> [Task directions] Output the entries verbatim, including every line.

------ Data shown ------

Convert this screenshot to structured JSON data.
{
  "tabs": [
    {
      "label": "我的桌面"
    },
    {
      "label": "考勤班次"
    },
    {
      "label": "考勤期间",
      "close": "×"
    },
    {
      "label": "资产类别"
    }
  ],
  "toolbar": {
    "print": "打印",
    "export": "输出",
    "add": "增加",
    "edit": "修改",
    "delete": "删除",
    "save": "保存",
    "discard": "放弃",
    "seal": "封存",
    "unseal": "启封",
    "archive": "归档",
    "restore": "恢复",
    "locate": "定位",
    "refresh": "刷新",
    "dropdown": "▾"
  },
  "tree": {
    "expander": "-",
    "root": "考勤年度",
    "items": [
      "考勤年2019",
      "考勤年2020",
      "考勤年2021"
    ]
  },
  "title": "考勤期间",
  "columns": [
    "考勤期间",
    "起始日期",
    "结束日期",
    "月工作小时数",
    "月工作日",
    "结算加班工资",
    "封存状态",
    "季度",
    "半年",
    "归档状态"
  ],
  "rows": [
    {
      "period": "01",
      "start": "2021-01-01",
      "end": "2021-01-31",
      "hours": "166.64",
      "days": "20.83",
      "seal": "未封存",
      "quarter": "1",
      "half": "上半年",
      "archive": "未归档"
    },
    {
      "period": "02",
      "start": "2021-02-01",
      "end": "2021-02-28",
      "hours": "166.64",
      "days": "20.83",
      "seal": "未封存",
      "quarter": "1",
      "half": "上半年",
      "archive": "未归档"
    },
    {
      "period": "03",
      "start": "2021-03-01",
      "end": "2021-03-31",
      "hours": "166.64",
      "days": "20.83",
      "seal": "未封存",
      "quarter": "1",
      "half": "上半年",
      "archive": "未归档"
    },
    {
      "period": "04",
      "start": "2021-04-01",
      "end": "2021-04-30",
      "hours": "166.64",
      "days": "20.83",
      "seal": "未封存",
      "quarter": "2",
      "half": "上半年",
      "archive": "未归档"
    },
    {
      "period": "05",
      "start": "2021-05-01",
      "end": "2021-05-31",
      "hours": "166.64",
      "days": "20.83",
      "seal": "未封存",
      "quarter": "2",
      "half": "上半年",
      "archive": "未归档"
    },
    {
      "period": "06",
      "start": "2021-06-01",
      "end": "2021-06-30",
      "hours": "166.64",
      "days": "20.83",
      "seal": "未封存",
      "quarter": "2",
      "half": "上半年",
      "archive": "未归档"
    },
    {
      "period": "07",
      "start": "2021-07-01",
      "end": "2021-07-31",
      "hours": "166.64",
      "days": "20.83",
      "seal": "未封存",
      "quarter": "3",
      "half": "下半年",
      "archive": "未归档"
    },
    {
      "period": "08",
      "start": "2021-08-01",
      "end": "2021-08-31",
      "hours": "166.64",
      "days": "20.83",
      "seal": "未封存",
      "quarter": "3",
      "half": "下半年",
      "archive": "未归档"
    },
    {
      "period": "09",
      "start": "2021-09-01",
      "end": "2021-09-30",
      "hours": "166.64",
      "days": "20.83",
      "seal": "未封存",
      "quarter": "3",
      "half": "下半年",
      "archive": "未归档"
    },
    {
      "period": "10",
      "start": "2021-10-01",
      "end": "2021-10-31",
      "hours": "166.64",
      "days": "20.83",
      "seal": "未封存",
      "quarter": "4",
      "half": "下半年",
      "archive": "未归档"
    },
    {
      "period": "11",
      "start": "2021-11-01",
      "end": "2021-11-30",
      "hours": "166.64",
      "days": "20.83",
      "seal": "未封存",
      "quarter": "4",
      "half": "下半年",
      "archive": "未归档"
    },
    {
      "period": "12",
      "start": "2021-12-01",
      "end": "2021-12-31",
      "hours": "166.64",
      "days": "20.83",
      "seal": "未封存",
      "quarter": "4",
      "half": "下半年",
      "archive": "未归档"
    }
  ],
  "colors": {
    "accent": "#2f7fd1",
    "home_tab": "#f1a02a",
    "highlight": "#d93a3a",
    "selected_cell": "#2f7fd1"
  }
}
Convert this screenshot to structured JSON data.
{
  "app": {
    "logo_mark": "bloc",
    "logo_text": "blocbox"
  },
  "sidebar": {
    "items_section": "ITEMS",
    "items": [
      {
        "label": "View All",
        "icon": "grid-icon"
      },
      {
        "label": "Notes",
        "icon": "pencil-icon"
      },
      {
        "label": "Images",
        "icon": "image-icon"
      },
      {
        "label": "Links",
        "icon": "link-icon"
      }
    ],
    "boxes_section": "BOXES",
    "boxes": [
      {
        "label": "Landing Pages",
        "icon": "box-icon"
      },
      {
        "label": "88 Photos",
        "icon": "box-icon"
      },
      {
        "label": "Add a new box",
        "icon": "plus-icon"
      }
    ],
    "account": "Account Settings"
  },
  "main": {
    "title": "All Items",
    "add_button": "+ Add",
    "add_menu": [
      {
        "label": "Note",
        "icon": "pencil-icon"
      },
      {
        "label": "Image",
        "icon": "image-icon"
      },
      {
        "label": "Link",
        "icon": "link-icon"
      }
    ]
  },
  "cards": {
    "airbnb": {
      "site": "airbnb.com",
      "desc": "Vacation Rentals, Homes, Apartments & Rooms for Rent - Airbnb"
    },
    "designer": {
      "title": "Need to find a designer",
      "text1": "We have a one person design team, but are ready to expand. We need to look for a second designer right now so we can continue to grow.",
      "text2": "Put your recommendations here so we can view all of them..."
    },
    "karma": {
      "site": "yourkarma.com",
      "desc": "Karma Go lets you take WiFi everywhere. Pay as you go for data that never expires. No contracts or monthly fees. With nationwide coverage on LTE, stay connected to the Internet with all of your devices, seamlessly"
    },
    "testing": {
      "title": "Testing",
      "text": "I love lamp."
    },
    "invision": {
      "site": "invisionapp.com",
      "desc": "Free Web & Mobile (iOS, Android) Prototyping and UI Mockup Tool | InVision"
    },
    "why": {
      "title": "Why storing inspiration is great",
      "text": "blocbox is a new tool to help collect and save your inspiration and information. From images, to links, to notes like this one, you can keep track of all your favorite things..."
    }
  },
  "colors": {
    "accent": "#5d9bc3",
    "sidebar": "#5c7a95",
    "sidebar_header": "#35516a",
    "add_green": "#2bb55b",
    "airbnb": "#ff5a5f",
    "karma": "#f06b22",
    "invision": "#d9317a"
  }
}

------

> [Task response]
Convert this screenshot to structured JSON data.
{
  "tabs": [
    {
      "label": "我的桌面"
    },
    {
      "label": "考勤班次"
    },
    {
      "label": "考勤期间",
      "close": "×"
    },
    {
      "label": "资产类别"
    }
  ],
  "toolbar": {
    "print": "打印",
    "export": "输出",
    "add": "增加",
    "edit": "修改",
    "delete": "删除",
    "save": "保存",
    "discard": "放弃",
    "seal": "封存",
    "unseal": "启封",
    "archive": "归档",
    "restore": "恢复",
    "locate": "定位",
    "refresh": "刷新",
    "dropdown": "▾"
  },
  "tree": {
    "expander": "-",
    "root": "考勤年度",
    "items": [
      "考勤年2019",
      "考勤年2020",
      "考勤年2021"
    ]
  },
  "title": "考勤期间",
  "columns": [
    "考勤期间",
    "起始日期",
    "结束日期",
    "月工作小时数",
    "月工作日",
    "结算加班工资",
    "封存状态",
    "季度",
    "半年",
    "归档状态"
  ],
  "rows": [
    {
      "period": "01",
      "start": "2021-01-01",
      "end": "2021-01-31",
      "hours": "166.64",
      "days": "20.83",
      "seal": "未封存",
      "quarter": "1",
      "half": "上半年",
      "archive": "未归档"
    },
    {
      "period": "02",
      "start": "2021-02-01",
      "end": "2021-02-28",
      "hours": "166.64",
      "days": "20.83",
      "seal": "未封存",
      "quarter": "1",
      "half": "上半年",
      "archive": "未归档"
    },
    {
      "period": "03",
      "start": "2021-03-01",
      "end": "2021-03-31",
      "hours": "166.64",
      "days": "20.83",
      "seal": "未封存",
      "quarter": "1",
      "half": "上半年",
      "archive": "未归档"
    },
    {
      "period": "04",
      "start": "2021-04-01",
      "end": "2021-04-30",
      "hours": "166.64",
      "days": "20.83",
      "seal": "未封存",
      "quarter": "2",
      "half": "上半年",
      "archive": "未归档"
    },
    {
      "period": "05",
      "start": "2021-05-01",
      "end": "2021-05-31",
      "hours": "166.64",
      "days": "20.83",
      "seal": "未封存",
      "quarter": "2",
      "half": "上半年",
      "archive": "未归档"
    },
    {
      "period": "06",
      "start": "2021-06-01",
      "end": "2021-06-30",
      "hours": "166.64",
      "days": "20.83",
      "seal": "未封存",
      "quarter": "2",
      "half": "上半年",
      "archive": "未归档"
    },
    {
      "period": "07",
      "start": "2021-07-01",
      "end": "2021-07-31",
      "hours": "166.64",
      "days": "20.83",
      "seal": "未封存",
      "quarter": "3",
      "half": "下半年",
      "archive": "未归档"
    },
    {
      "period": "08",
      "start": "2021-08-01",
      "end": "2021-08-31",
      "hours": "166.64",
      "days": "20.83",
      "seal": "未封存",
      "quarter": "3",
      "half": "下半年",
      "archive": "未归档"
    },
    {
      "period": "09",
      "start": "2021-09-01",
      "end": "2021-09-30",
      "hours": "166.64",
      "days": "20.83",
      "seal": "未封存",
      "quarter": "3",
      "half": "下半年",
      "archive": "未归档"
    },
    {
      "period": "10",
      "start": "2021-10-01",
      "end": "2021-10-31",
      "hours": "166.64",
      "days": "20.83",
      "seal": "未封存",
      "quarter": "4",
      "half": "下半年",
      "archive": "未归档"
    },
    {
      "period": "11",
      "start": "2021-11-01",
      "end": "2021-11-30",
      "hours": "166.64",
      "days": "20.83",
      "seal": "未封存",
      "quarter": "4",
      "half": "下半年",
      "archive": "未归档"
    },
    {
      "period": "12",
      "start": "2021-12-01",
      "end": "2021-12-31",
      "hours": "166.64",
      "days": "20.83",
      "seal": "未封存",
      "quarter": "4",
      "half": "下半年",
      "archive": "未归档"
    }
  ],
  "colors": {
    "accent": "#2f7fd1",
    "home_tab": "#f1a02a",
    "highlight": "#d93a3a",
    "selected_cell": "#2f7fd1"
  }
}
Convert this screenshot to structured JSON data.
{
  "app": {
    "logo_mark": "bloc",
    "logo_text": "blocbox"
  },
  "sidebar": {
    "items_section": "ITEMS",
    "items": [
      {
        "label": "View All",
        "icon": "grid-icon"
      },
      {
        "label": "Notes",
        "icon": "pencil-icon"
      },
      {
        "label": "Images",
        "icon": "image-icon"
      },
      {
        "label": "Links",
        "icon": "link-icon"
      }
    ],
    "boxes_section": "BOXES",
    "boxes": [
      {
        "label": "Landing Pages",
        "icon": "box-icon"
      },
      {
        "label": "88 Photos",
        "icon": "box-icon"
      },
      {
        "label": "Add a new box",
        "icon": "plus-icon"
      }
    ],
    "account": "Account Settings"
  },
  "main": {
    "title": "All Items",
    "add_button": "+ Add",
    "add_menu": [
      {
        "label": "Note",
        "icon": "pencil-icon"
      },
      {
        "label": "Image",
        "icon": "image-icon"
      },
      {
        "label": "Link",
        "icon": "link-icon"
      }
    ]
  },
  "cards": {
    "airbnb": {
      "site": "airbnb.com",
      "desc": "Vacation Rentals, Homes, Apartments & Rooms for Rent - Airbnb"
    },
    "designer": {
      "title": "Need to find a designer",
      "text1": "We have a one person design team, but are ready to expand. We need to look for a second designer right now so we can continue to grow.",
      "text2": "Put your recommendations here so we can view all of them..."
    },
    "karma": {
      "site": "yourkarma.com",
      "desc": "Karma Go lets you take WiFi everywhere. Pay as you go for data that never expires. No contracts or monthly fees. With nationwide coverage on LTE, stay connected to the Internet with all of your devices, seamlessly"
    },
    "testing": {
      "title": "Testing",
      "text": "I love lamp."
    },
    "invision": {
      "site": "invisionapp.com",
      "desc": "Free Web & Mobile (iOS, Android) Prototyping and UI Mockup Tool | InVision"
    },
    "why": {
      "title": "Why storing inspiration is great",
      "text": "blocbox is a new tool to help collect and save your inspiration and information. From images, to links, to notes like this one, you can keep track of all your favorite things..."
    }
  },
  "colors": {
    "accent": "#5d9bc3",
    "sidebar": "#5c7a95",
    "sidebar_header": "#35516a",
    "add_green": "#2bb55b",
    "airbnb": "#ff5a5f",
    "karma": "#f06b22",
    "invision": "#d9317a"
  }
}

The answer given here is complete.